A faithful transcription of all the data is required.

[Some records]
□ □ □ □ □ □ □
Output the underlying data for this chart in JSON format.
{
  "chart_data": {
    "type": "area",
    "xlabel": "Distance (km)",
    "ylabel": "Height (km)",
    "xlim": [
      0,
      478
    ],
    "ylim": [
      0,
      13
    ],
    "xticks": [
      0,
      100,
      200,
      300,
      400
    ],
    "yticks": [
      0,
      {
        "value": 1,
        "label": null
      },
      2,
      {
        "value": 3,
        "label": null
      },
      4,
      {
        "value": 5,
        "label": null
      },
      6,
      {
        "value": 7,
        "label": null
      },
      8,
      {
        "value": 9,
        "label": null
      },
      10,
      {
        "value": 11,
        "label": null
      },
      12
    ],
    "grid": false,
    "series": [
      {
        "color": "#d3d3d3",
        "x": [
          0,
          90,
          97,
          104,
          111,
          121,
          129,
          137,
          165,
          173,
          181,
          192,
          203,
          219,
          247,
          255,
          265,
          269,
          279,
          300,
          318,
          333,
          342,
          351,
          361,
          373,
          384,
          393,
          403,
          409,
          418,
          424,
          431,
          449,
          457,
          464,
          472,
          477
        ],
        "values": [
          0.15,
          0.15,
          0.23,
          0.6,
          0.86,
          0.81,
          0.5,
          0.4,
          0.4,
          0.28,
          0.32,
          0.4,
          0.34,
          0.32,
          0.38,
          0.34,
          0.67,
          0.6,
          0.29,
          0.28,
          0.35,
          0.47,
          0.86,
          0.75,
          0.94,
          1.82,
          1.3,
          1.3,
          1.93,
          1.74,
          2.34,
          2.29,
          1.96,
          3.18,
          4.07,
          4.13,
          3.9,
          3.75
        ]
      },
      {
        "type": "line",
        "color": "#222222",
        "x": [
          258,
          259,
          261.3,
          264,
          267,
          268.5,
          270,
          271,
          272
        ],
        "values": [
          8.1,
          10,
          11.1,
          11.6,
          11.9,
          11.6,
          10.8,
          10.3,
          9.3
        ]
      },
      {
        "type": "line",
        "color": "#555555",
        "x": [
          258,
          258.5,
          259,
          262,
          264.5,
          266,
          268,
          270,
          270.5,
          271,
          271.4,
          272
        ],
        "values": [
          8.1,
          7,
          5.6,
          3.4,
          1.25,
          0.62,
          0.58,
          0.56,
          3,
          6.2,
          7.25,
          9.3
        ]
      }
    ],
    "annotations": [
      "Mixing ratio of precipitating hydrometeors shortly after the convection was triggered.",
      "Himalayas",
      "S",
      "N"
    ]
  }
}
□ □ □ □ □ □ □
■ **Exercise answer**:
Output the underlying data for this chart in JSON format.
{
  "chart_data": {
    "type": "area",
    "xlabel": "Distance (km)",
    "ylabel": "Height (km)",
    "xlim": [
      0,
      478
    ],
    "ylim": [
      0,
      13
    ],
    "xticks": [
      0,
      100,
      200,
      300,
      400
    ],
    "yticks": [
      0,
      {
        "value": 1,
        "label": null
      },
      2,
      {
        "value": 3,
        "label": null
      },
      4,
      {
        "value": 5,
        "label": null
      },
      6,
      {
        "value": 7,
        "label": null
      },
      8,
      {
        "value": 9,
        "label": null
      },
      10,
      {
        "value": 11,
        "label": null
      },
      12
    ],
    "grid": false,
    "series": [
      {
        "color": "#d3d3d3",
        "x": [
          0,
          90,
          97,
          104,
          111,
          121,
          129,
          137,
          165,
          173,
          181,
          192,
          203,
          219,
          247,
          255,
          265,
          269,
          279,
          300,
          318,
          333,
          342,
          351,
          361,
          373,
          384,
          393,
          403,
          409,
          418,
          424,
          431,
          449,
          457,
          464,
          472,
          477
        ],
        "values": [
          0.15,
          0.15,
          0.23,
          0.6,
          0.86,
          0.81,
          0.5,
          0.4,
          0.4,
          0.28,
          0.32,
          0.4,
          0.34,
          0.32,
          0.38,
          0.34,
          0.67,
          0.6,
          0.29,
          0.28,
          0.35,
          0.47,
          0.86,
          0.75,
          0.94,
          1.82,
          1.3,
          1.3,
          1.93,
          1.74,
          2.34,
          2.29,
          1.96,
          3.18,
          4.07,
          4.13,
          3.9,
          3.75
        ]
      },
      {
        "type": "line",
        "color": "#222222",
        "x": [
          258,
          259,
          261.3,
          264,
          267,
          268.5,
          270,
          271,
          272
        ],
        "values": [
          8.1,
          10,
          11.1,
          11.6,
          11.9,
          11.6,
          10.8,
          10.3,
          9.3
        ]
      },
      {
        "type": "line",
        "color": "#555555",
        "x": [
          258,
          258.5,
          259,
          262,
          264.5,
          266,
          268,
          270,
          270.5,
          271,
          271.4,
          272
        ],
        "values": [
          8.1,
          7,
          5.6,
          3.4,
          1.25,
          0.62,
          0.58,
          0.56,
          3,
          6.2,
          7.25,
          9.3
        ]
      }
    ],
    "annotations": [
      "Mixing ratio of precipitating hydrometeors shortly after the convection was triggered.",
      "Himalayas",
      "S",
      "N"
    ]
  }
}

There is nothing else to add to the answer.